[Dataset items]
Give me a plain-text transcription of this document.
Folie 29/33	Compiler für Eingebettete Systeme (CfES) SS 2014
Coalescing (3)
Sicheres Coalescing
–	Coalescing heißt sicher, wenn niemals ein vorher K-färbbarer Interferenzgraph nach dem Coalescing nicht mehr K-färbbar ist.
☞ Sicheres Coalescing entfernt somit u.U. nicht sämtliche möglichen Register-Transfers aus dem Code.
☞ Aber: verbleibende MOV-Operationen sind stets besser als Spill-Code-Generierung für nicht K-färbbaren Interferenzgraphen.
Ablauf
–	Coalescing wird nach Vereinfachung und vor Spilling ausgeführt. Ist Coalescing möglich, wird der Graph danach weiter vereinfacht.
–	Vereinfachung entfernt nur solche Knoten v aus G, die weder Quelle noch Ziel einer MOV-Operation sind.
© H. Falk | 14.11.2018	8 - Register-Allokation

▶ [Work required]: All of the entries must be quoted exactly; please include each one.

▶ [Solution for this problem]:
Give me a plain-text transcription of this document.
Folie 29/33	Compiler für Eingebettete Systeme (CfES) SS 2014
Coalescing (3)
Sicheres Coalescing
–	Coalescing heißt sicher, wenn niemals ein vorher K-färbbarer Interferenzgraph nach dem Coalescing nicht mehr K-färbbar ist.
☞ Sicheres Coalescing entfernt somit u.U. nicht sämtliche möglichen Register-Transfers aus dem Code.
☞ Aber: verbleibende MOV-Operationen sind stets besser als Spill-Code-Generierung für nicht K-färbbaren Interferenzgraphen.
Ablauf
–	Coalescing wird nach Vereinfachung und vor Spilling ausgeführt. Ist Coalescing möglich, wird der Graph danach weiter vereinfacht.
–	Vereinfachung entfernt nur solche Knoten v aus G, die weder Quelle noch Ziel einer MOV-Operation sind.
© H. Falk | 14.11.2018	8 - Register-Allokation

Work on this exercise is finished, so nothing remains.